Collected data:
============

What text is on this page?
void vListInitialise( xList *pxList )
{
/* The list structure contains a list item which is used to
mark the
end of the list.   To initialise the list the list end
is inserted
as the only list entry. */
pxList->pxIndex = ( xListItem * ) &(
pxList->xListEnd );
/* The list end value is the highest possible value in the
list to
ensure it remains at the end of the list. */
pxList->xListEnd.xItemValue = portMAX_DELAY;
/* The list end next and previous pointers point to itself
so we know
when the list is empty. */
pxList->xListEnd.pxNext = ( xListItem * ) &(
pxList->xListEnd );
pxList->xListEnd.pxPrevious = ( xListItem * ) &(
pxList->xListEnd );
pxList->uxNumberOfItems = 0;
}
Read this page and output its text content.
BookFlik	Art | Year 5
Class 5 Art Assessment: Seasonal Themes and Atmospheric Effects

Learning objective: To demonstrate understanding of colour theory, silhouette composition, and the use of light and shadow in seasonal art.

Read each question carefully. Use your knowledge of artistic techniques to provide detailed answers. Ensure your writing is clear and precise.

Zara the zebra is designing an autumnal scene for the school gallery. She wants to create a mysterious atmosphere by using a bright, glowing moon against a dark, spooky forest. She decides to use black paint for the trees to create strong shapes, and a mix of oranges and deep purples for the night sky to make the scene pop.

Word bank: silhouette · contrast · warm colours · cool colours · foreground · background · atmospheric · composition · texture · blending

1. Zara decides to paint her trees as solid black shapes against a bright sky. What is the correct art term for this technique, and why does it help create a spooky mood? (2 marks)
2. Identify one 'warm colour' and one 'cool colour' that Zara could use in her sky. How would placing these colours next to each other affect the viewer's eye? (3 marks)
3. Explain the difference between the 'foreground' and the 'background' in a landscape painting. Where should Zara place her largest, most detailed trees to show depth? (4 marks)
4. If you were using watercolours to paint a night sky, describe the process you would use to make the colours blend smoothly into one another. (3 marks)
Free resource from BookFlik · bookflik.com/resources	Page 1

============

## [WHAT TO DO]
Extract every record and return it verbatim.

## [SOLUTION FOR THIS PROBLEM]
What text is on this page?
void vListInitialise( xList *pxList )
{
/* The list structure contains a list item which is used to
mark the
end of the list.   To initialise the list the list end
is inserted
as the only list entry. */
pxList->pxIndex = ( xListItem * ) &(
pxList->xListEnd );
/* The list end value is the highest possible value in the
list to
ensure it remains at the end of the list. */
pxList->xListEnd.xItemValue = portMAX_DELAY;
/* The list end next and previous pointers point to itself
so we know
when the list is empty. */
pxList->xListEnd.pxNext = ( xListItem * ) &(
pxList->xListEnd );
pxList->xListEnd.pxPrevious = ( xListItem * ) &(
pxList->xListEnd );
pxList->uxNumberOfItems = 0;
}
Read this page and output its text content.
BookFlik	Art | Year 5
Class 5 Art Assessment: Seasonal Themes and Atmospheric Effects

Learning objective: To demonstrate understanding of colour theory, silhouette composition, and the use of light and shadow in seasonal art.

Read each question carefully. Use your knowledge of artistic techniques to provide detailed answers. Ensure your writing is clear and precise.

Zara the zebra is designing an autumnal scene for the school gallery. She wants to create a mysterious atmosphere by using a bright, glowing moon against a dark, spooky forest. She decides to use black paint for the trees to create strong shapes, and a mix of oranges and deep purples for the night sky to make the scene pop.

Word bank: silhouette · contrast · warm colours · cool colours · foreground · background · atmospheric · composition · texture · blending

1. Zara decides to paint her trees as solid black shapes against a bright sky. What is the correct art term for this technique, and why does it help create a spooky mood? (2 marks)
2. Identify one 'warm colour' and one 'cool colour' that Zara could use in her sky. How would placing these colours next to each other affect the viewer's eye? (3 marks)
3. Explain the difference between the 'foreground' and the 'background' in a landscape painting. Where should Zara place her largest, most detailed trees to show depth? (4 marks)
4. If you were using watercolours to paint a night sky, describe the process you would use to make the colours blend smoothly into one another. (3 marks)
Free resource from BookFlik · bookflik.com/resources	Page 1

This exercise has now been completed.